The problem: Reproduce the entries exactly.
>>>
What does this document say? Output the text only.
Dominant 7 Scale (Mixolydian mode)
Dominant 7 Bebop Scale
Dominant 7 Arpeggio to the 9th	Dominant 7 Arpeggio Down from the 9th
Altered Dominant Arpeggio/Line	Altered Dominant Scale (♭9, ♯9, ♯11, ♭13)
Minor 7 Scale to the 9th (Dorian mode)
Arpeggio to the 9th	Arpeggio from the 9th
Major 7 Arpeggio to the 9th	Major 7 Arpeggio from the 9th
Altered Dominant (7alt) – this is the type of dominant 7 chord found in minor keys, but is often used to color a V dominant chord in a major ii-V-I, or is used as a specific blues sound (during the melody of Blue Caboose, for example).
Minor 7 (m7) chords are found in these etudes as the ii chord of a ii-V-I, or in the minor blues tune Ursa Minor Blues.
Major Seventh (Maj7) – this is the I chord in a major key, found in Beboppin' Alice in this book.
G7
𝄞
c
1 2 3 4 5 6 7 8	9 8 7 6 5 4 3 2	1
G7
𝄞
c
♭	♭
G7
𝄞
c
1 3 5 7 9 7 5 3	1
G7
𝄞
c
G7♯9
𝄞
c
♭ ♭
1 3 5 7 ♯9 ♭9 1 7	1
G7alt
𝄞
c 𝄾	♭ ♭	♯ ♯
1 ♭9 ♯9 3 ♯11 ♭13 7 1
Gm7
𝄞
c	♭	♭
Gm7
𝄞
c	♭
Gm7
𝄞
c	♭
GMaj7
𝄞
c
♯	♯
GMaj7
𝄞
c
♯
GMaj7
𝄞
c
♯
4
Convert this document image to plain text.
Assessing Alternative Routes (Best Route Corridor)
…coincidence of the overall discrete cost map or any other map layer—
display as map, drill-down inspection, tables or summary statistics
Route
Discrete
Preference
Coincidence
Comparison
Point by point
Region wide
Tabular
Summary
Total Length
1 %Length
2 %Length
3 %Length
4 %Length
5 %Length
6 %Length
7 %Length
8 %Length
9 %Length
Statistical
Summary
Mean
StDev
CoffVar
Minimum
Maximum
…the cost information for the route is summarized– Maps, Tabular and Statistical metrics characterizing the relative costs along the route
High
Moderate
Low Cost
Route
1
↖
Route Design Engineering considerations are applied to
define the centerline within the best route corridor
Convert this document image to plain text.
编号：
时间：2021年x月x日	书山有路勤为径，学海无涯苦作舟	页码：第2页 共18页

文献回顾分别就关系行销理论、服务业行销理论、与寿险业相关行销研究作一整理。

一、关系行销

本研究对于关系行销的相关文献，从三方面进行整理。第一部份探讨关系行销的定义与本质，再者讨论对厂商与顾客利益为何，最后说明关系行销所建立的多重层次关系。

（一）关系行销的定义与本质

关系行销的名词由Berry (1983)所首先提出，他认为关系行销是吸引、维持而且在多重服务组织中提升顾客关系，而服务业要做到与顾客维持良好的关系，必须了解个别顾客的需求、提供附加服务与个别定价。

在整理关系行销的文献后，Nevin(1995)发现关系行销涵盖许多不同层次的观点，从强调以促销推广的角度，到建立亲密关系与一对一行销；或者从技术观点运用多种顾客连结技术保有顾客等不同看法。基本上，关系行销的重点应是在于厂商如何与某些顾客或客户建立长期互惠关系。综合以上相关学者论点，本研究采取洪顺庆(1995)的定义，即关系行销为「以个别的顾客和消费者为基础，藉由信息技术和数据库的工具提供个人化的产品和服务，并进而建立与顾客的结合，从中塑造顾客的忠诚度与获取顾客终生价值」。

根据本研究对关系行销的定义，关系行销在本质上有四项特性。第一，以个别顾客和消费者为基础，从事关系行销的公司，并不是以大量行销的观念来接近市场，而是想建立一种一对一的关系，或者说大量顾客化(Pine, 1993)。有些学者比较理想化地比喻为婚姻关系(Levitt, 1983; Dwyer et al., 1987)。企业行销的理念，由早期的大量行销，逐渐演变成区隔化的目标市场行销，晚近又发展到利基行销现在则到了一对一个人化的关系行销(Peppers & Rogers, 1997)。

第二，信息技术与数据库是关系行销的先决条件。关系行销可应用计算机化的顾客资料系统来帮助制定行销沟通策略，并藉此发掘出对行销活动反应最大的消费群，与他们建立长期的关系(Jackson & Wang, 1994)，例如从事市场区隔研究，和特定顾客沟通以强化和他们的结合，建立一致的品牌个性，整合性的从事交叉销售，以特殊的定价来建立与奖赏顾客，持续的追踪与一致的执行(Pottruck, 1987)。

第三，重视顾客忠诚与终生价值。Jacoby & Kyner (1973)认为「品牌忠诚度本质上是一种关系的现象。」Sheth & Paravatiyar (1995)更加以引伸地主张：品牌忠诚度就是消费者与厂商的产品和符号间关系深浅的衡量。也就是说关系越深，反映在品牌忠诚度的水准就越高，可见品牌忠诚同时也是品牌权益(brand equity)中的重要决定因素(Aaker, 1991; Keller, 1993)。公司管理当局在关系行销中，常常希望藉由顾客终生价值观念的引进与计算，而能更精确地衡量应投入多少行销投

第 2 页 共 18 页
<<<
Task solution:
What does this document say? Output the text only.
Dominant 7 Scale (Mixolydian mode)
Dominant 7 Bebop Scale
Dominant 7 Arpeggio to the 9th	Dominant 7 Arpeggio Down from the 9th
Altered Dominant Arpeggio/Line	Altered Dominant Scale (♭9, ♯9, ♯11, ♭13)
Minor 7 Scale to the 9th (Dorian mode)
Arpeggio to the 9th	Arpeggio from the 9th
Major 7 Arpeggio to the 9th	Major 7 Arpeggio from the 9th
Altered Dominant (7alt) – this is the type of dominant 7 chord found in minor keys, but is often used to color a V dominant chord in a major ii-V-I, or is used as a specific blues sound (during the melody of Blue Caboose, for example).
Minor 7 (m7) chords are found in these etudes as the ii chord of a ii-V-I, or in the minor blues tune Ursa Minor Blues.
Major Seventh (Maj7) – this is the I chord in a major key, found in Beboppin' Alice in this book.
G7
𝄞
c
1 2 3 4 5 6 7 8	9 8 7 6 5 4 3 2	1
G7
𝄞
c
♭	♭
G7
𝄞
c
1 3 5 7 9 7 5 3	1
G7
𝄞
c
G7♯9
𝄞
c
♭ ♭
1 3 5 7 ♯9 ♭9 1 7	1
G7alt
𝄞
c 𝄾	♭ ♭	♯ ♯
1 ♭9 ♯9 3 ♯11 ♭13 7 1
Gm7
𝄞
c	♭	♭
Gm7
𝄞
c	♭
Gm7
𝄞
c	♭
GMaj7
𝄞
c
♯	♯
GMaj7
𝄞
c
♯
GMaj7
𝄞
c
♯
4
Convert this document image to plain text.
Assessing Alternative Routes (Best Route Corridor)
…coincidence of the overall discrete cost map or any other map layer—
display as map, drill-down inspection, tables or summary statistics
Route
Discrete
Preference
Coincidence
Comparison
Point by point
Region wide
Tabular
Summary
Total Length
1 %Length
2 %Length
3 %Length
4 %Length
5 %Length
6 %Length
7 %Length
8 %Length
9 %Length
Statistical
Summary
Mean
StDev
CoffVar
Minimum
Maximum
…the cost information for the route is summarized– Maps, Tabular and Statistical metrics characterizing the relative costs along the route
High
Moderate
Low Cost
Route
1
↖
Route Design Engineering considerations are applied to
define the centerline within the best route corridor
Convert this document image to plain text.
编号：
时间：2021年x月x日	书山有路勤为径，学海无涯苦作舟	页码：第2页 共18页

文献回顾分别就关系行销理论、服务业行销理论、与寿险业相关行销研究作一整理。

一、关系行销

本研究对于关系行销的相关文献，从三方面进行整理。第一部份探讨关系行销的定义与本质，再者讨论对厂商与顾客利益为何，最后说明关系行销所建立的多重层次关系。

（一）关系行销的定义与本质

关系行销的名词由Berry (1983)所首先提出，他认为关系行销是吸引、维持而且在多重服务组织中提升顾客关系，而服务业要做到与顾客维持良好的关系，必须了解个别顾客的需求、提供附加服务与个别定价。

在整理关系行销的文献后，Nevin(1995)发现关系行销涵盖许多不同层次的观点，从强调以促销推广的角度，到建立亲密关系与一对一行销；或者从技术观点运用多种顾客连结技术保有顾客等不同看法。基本上，关系行销的重点应是在于厂商如何与某些顾客或客户建立长期互惠关系。综合以上相关学者论点，本研究采取洪顺庆(1995)的定义，即关系行销为「以个别的顾客和消费者为基础，藉由信息技术和数据库的工具提供个人化的产品和服务，并进而建立与顾客的结合，从中塑造顾客的忠诚度与获取顾客终生价值」。

根据本研究对关系行销的定义，关系行销在本质上有四项特性。第一，以个别顾客和消费者为基础，从事关系行销的公司，并不是以大量行销的观念来接近市场，而是想建立一种一对一的关系，或者说大量顾客化(Pine, 1993)。有些学者比较理想化地比喻为婚姻关系(Levitt, 1983; Dwyer et al., 1987)。企业行销的理念，由早期的大量行销，逐渐演变成区隔化的目标市场行销，晚近又发展到利基行销现在则到了一对一个人化的关系行销(Peppers & Rogers, 1997)。

第二，信息技术与数据库是关系行销的先决条件。关系行销可应用计算机化的顾客资料系统来帮助制定行销沟通策略，并藉此发掘出对行销活动反应最大的消费群，与他们建立长期的关系(Jackson & Wang, 1994)，例如从事市场区隔研究，和特定顾客沟通以强化和他们的结合，建立一致的品牌个性，整合性的从事交叉销售，以特殊的定价来建立与奖赏顾客，持续的追踪与一致的执行(Pottruck, 1987)。

第三，重视顾客忠诚与终生价值。Jacoby & Kyner (1973)认为「品牌忠诚度本质上是一种关系的现象。」Sheth & Paravatiyar (1995)更加以引伸地主张：品牌忠诚度就是消费者与厂商的产品和符号间关系深浅的衡量。也就是说关系越深，反映在品牌忠诚度的水准就越高，可见品牌忠诚同时也是品牌权益(brand equity)中的重要决定因素(Aaker, 1991; Keller, 1993)。公司管理当局在关系行销中，常常希望藉由顾客终生价值观念的引进与计算，而能更精确地衡量应投入多少行销投

第 2 页 共 18 页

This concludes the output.